● **YOUR INSTRUCTIONS**
Find the line containing "What's the underlying" in the listing below; reproduce it and every line after, exactly. Skip pictures.

^^^^

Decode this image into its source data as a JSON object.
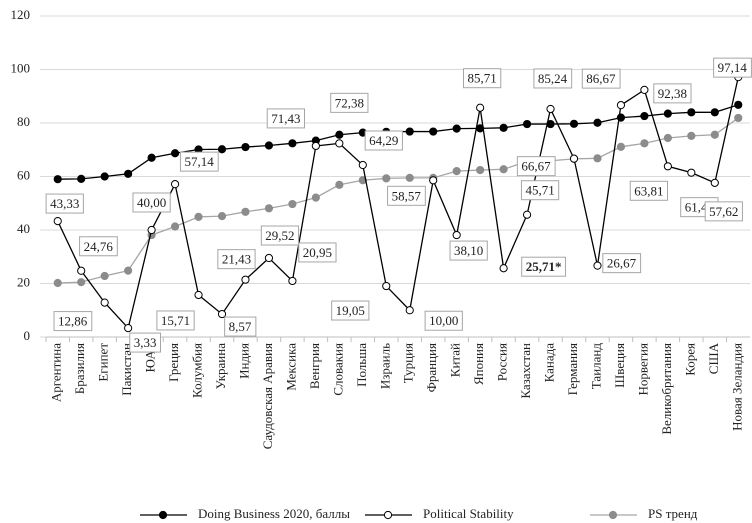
{
  "chart_data": {
    "type": "line",
    "categories": [
      "Аргентина",
      "Бразилия",
      "Египет",
      "Пакистан",
      "ЮАР",
      "Греция",
      "Колумбия",
      "Украина",
      "Индия",
      "Саудовская Аравия",
      "Мексика",
      "Венгрия",
      "Словакия",
      "Польша",
      "Израиль",
      "Турция",
      "Франция",
      "Китай",
      "Япония",
      "Россия",
      "Казахстан",
      "Канада",
      "Германия",
      "Таиланд",
      "Швеция",
      "Норвегия",
      "Великобритания",
      "Корея",
      "США",
      "Новая Зеландия"
    ],
    "series": [
      {
        "name": "Doing Business 2020, баллы",
        "color": "#000000",
        "values": [
          59,
          59.1,
          60,
          61,
          67,
          68.7,
          70.1,
          70.2,
          71,
          71.6,
          72.4,
          73.4,
          75.6,
          76.4,
          76.7,
          76.8,
          76.8,
          77.9,
          78,
          78.2,
          79.6,
          79.6,
          79.7,
          80.1,
          82,
          82.6,
          83.5,
          84,
          84,
          86.8
        ]
      },
      {
        "name": "Political Stability",
        "color": "#000000",
        "values": [
          43.33,
          24.76,
          12.86,
          3.33,
          40.0,
          57.14,
          15.71,
          8.57,
          21.43,
          29.52,
          20.95,
          71.43,
          72.38,
          64.29,
          19.05,
          10.0,
          58.57,
          38.1,
          85.71,
          25.71,
          45.71,
          85.24,
          66.67,
          26.67,
          86.67,
          92.38,
          63.81,
          61.43,
          57.62,
          97.14
        ],
        "value_labels": [
          "43,33",
          "24,76",
          "12,86",
          "3,33",
          "40,00",
          "57,14",
          "15,71",
          "8,57",
          "21,43",
          "29,52",
          "20,95",
          "71,43",
          "72,38",
          "64,29",
          "19,05",
          "10,00",
          "58,57",
          "38,10",
          "85,71",
          "25,71*",
          "45,71",
          "85,24",
          "66,67",
          "26,67",
          "86,67",
          "92,38",
          "63,81",
          "61,43",
          "57,62",
          "97,14"
        ]
      },
      {
        "name": "PS тренд",
        "color": "#8c8c8c",
        "values": [
          20.2,
          20.5,
          22.8,
          24.8,
          38.1,
          41.3,
          44.9,
          45.2,
          46.8,
          48.1,
          49.7,
          52.1,
          56.9,
          58.6,
          59.3,
          59.5,
          59.5,
          62,
          62.4,
          62.7,
          65.7,
          65.9,
          66.6,
          66.8,
          71.1,
          72.4,
          74.4,
          75.2,
          75.6,
          81.9
        ]
      }
    ],
    "ylim": [
      0,
      120
    ],
    "yticks": [
      0,
      20,
      40,
      60,
      80,
      100,
      120
    ],
    "grid": true
  }
}
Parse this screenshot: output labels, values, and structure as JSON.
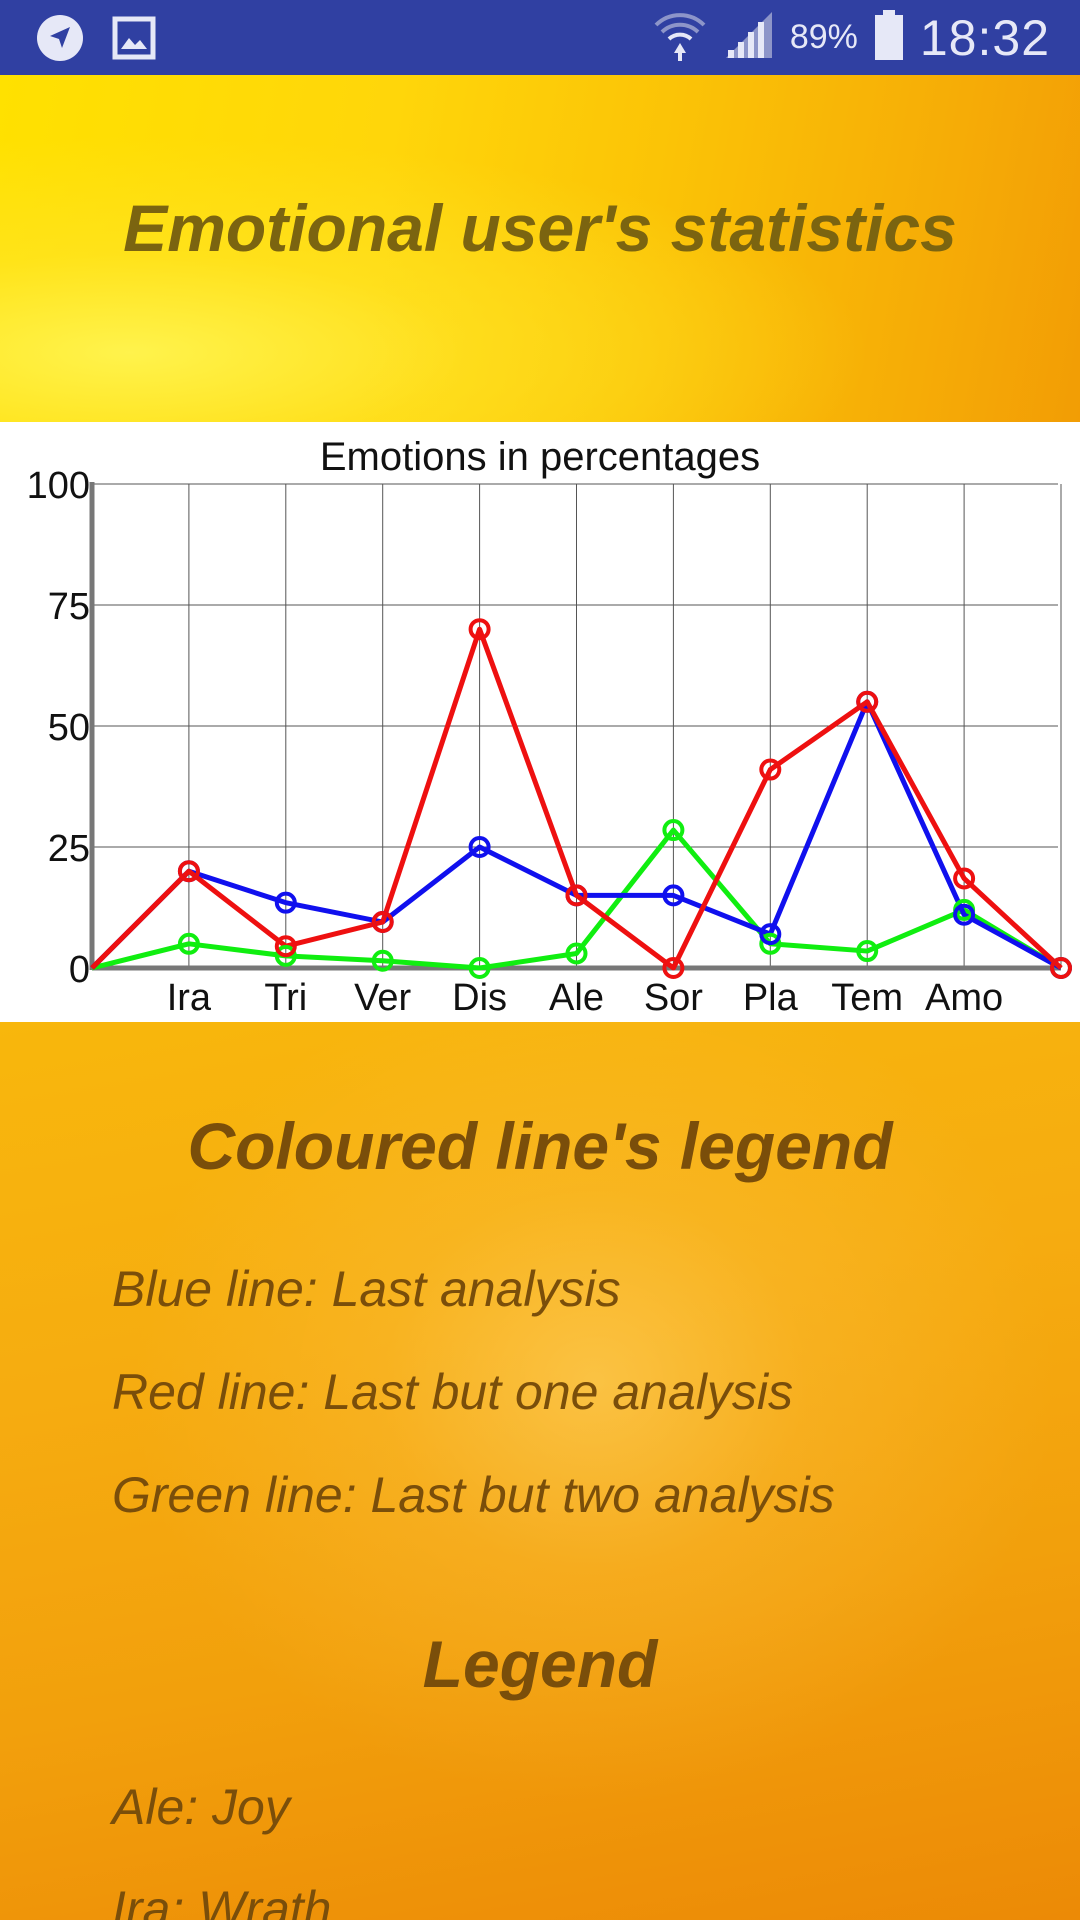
{
  "status_bar": {
    "battery": "89%",
    "time": "18:32",
    "icons": [
      "navigation-icon",
      "image-icon",
      "wifi-icon",
      "signal-icon",
      "battery-icon"
    ]
  },
  "header": {
    "title": "Emotional user's statistics"
  },
  "chart_data": {
    "type": "line",
    "title": "Emotions in percentages",
    "xlabel": "",
    "ylabel": "",
    "categories": [
      "",
      "Ira",
      "Tri",
      "Ver",
      "Dis",
      "Ale",
      "Sor",
      "Pla",
      "Tem",
      "Amo",
      ""
    ],
    "ylim": [
      0,
      100
    ],
    "yticks": [
      0,
      25,
      50,
      75,
      100
    ],
    "grid": true,
    "series": [
      {
        "color": "#1010ee",
        "values": [
          0,
          20,
          13.5,
          9.5,
          25,
          15,
          15,
          7,
          55,
          11,
          0
        ]
      },
      {
        "color": "#ee1010",
        "values": [
          0,
          20,
          4.5,
          9.5,
          70,
          15,
          0,
          41,
          55,
          18.5,
          0
        ]
      },
      {
        "color": "#10ee10",
        "values": [
          0,
          5,
          2.5,
          1.5,
          0,
          3,
          28.5,
          5,
          3.5,
          12,
          0
        ]
      }
    ]
  },
  "colored_legend": {
    "title": "Coloured line's legend",
    "items": [
      "Blue line: Last analysis",
      "Red line: Last but one analysis",
      "Green line: Last but two analysis"
    ]
  },
  "legend": {
    "title": "Legend",
    "items": [
      "Ale: Joy",
      "Ira: Wrath"
    ]
  }
}
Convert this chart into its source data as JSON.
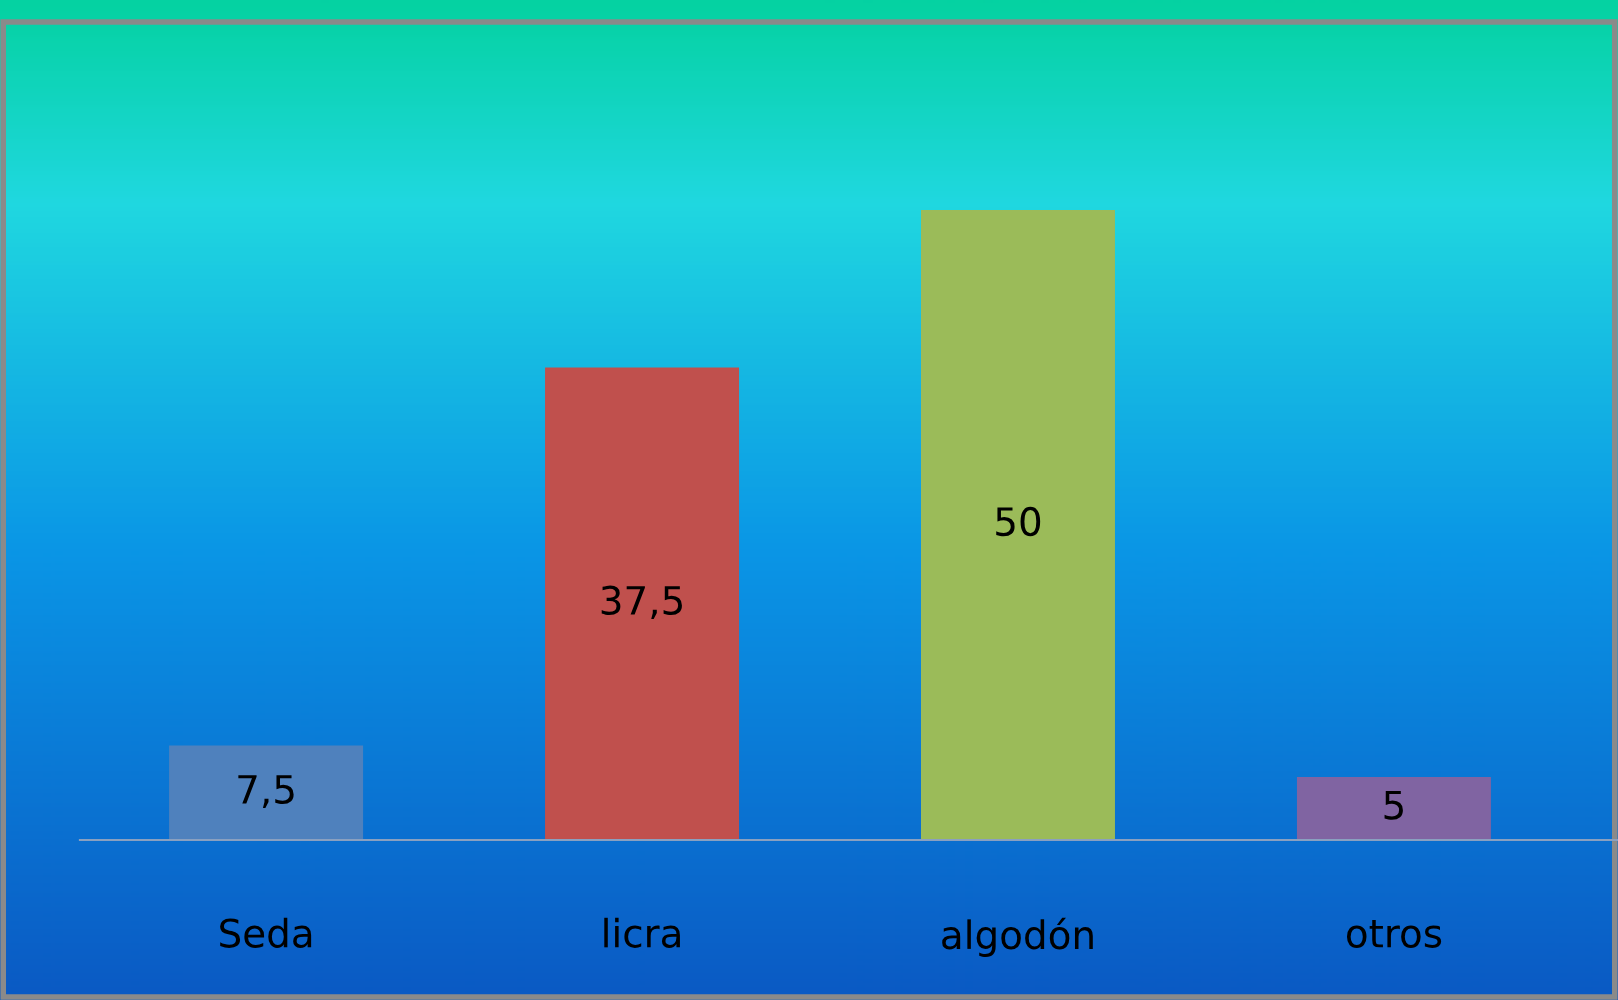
{
  "chart_data": {
    "type": "bar",
    "categories": [
      "Seda",
      "licra",
      "algodón",
      "otros"
    ],
    "values": [
      7.5,
      37.5,
      50,
      5
    ],
    "colors": [
      "#4f81bd",
      "#c0504d",
      "#9bbb59",
      "#8064a2"
    ],
    "value_labels": [
      "7,5",
      "37,5",
      "50",
      "5"
    ],
    "grid": false,
    "legend": false
  }
}
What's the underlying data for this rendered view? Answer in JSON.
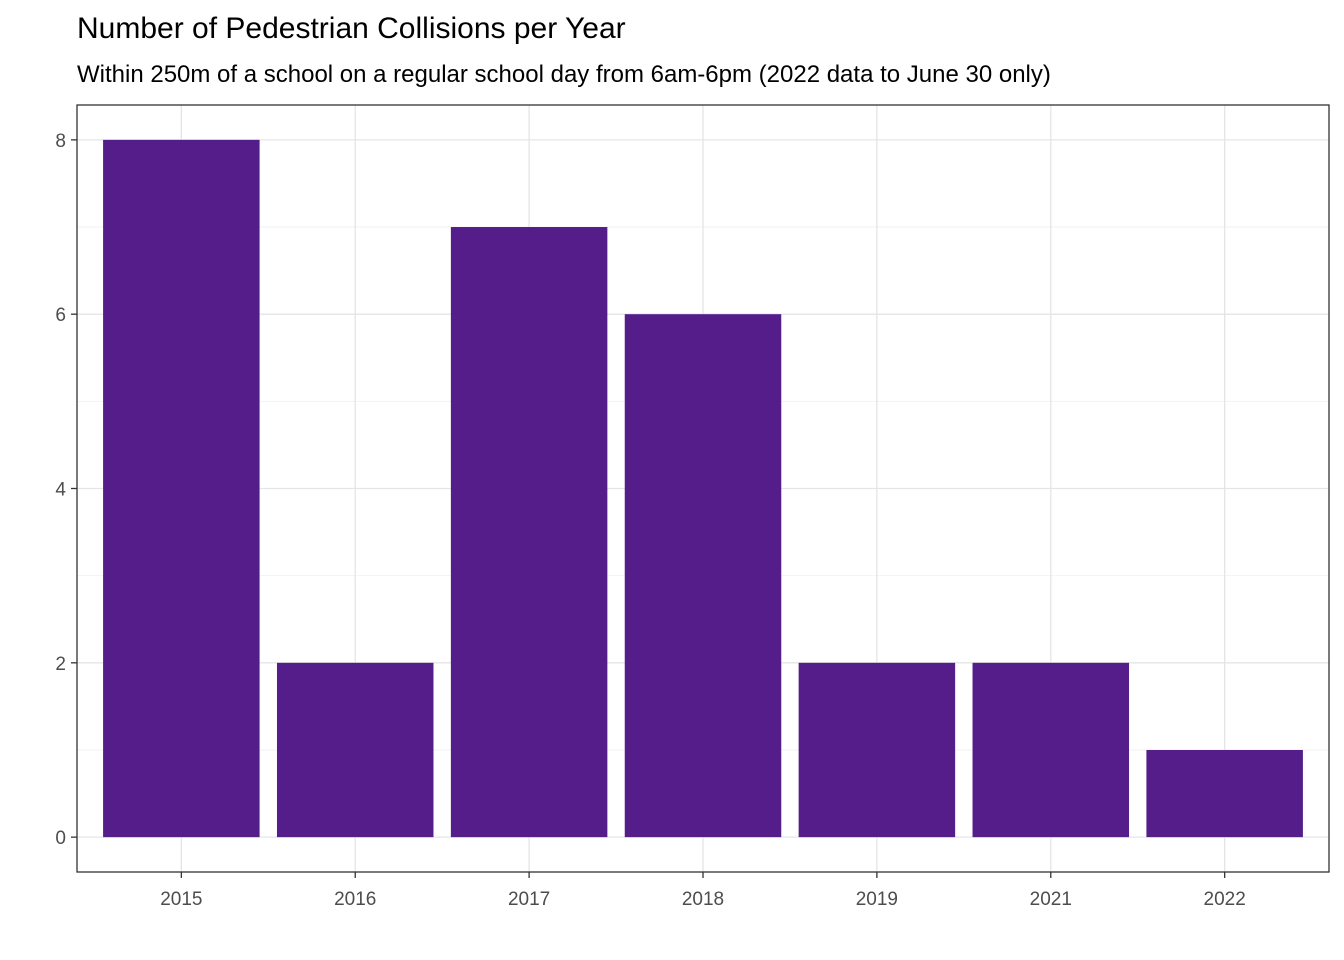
{
  "chart_data": {
    "type": "bar",
    "title": "Number of Pedestrian Collisions per Year",
    "subtitle": "Within 250m of a school on a regular school day from 6am-6pm (2022 data to June 30 only)",
    "xlabel": "",
    "ylabel": "",
    "categories": [
      "2015",
      "2016",
      "2017",
      "2018",
      "2019",
      "2021",
      "2022"
    ],
    "values": [
      8,
      2,
      7,
      6,
      2,
      2,
      1
    ],
    "ylim": [
      -0.4,
      8.4
    ],
    "yticks": [
      0,
      2,
      4,
      6,
      8
    ],
    "grid": true,
    "legend": "none",
    "bar_color": "#541d8a"
  }
}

^^^^

● **COMPLETED TASK**
What's the underlying data for this rendered view? Answer in JSON.
{
  "chart_data": {
    "type": "bar",
    "title": "Number of Pedestrian Collisions per Year",
    "subtitle": "Within 250m of a school on a regular school day from 6am-6pm (2022 data to June 30 only)",
    "xlabel": "",
    "ylabel": "",
    "categories": [
      "2015",
      "2016",
      "2017",
      "2018",
      "2019",
      "2021",
      "2022"
    ],
    "values": [
      8,
      2,
      7,
      6,
      2,
      2,
      1
    ],
    "ylim": [
      -0.4,
      8.4
    ],
    "yticks": [
      0,
      2,
      4,
      6,
      8
    ],
    "grid": true,
    "legend": "none",
    "bar_color": "#541d8a"
  }
}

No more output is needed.